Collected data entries
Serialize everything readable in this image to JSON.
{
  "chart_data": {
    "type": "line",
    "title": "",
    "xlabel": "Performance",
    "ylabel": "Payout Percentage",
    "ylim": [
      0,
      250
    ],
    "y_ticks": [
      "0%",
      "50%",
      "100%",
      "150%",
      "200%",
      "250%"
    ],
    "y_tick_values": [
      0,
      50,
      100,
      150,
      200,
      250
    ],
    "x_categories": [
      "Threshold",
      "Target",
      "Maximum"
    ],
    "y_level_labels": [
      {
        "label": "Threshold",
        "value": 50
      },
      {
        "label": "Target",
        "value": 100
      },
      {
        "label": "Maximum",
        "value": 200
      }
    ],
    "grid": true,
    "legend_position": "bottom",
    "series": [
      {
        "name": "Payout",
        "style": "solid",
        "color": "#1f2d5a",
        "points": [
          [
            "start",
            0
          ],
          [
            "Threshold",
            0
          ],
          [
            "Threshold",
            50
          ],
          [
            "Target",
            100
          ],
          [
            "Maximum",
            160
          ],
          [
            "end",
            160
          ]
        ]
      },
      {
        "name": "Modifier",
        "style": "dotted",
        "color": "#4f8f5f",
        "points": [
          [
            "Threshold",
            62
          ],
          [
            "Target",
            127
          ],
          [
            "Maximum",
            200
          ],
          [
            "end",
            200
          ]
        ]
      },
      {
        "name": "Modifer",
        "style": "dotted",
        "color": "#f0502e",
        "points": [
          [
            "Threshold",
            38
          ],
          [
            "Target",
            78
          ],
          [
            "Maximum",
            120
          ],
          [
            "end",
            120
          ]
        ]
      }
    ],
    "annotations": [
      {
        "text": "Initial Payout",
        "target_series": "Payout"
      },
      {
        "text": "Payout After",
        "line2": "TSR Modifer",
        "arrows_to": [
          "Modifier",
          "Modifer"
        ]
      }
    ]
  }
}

[Given problem] Ascertain the number of lines in the entries that include the word "color", and report only that number.

[Problem solution] 3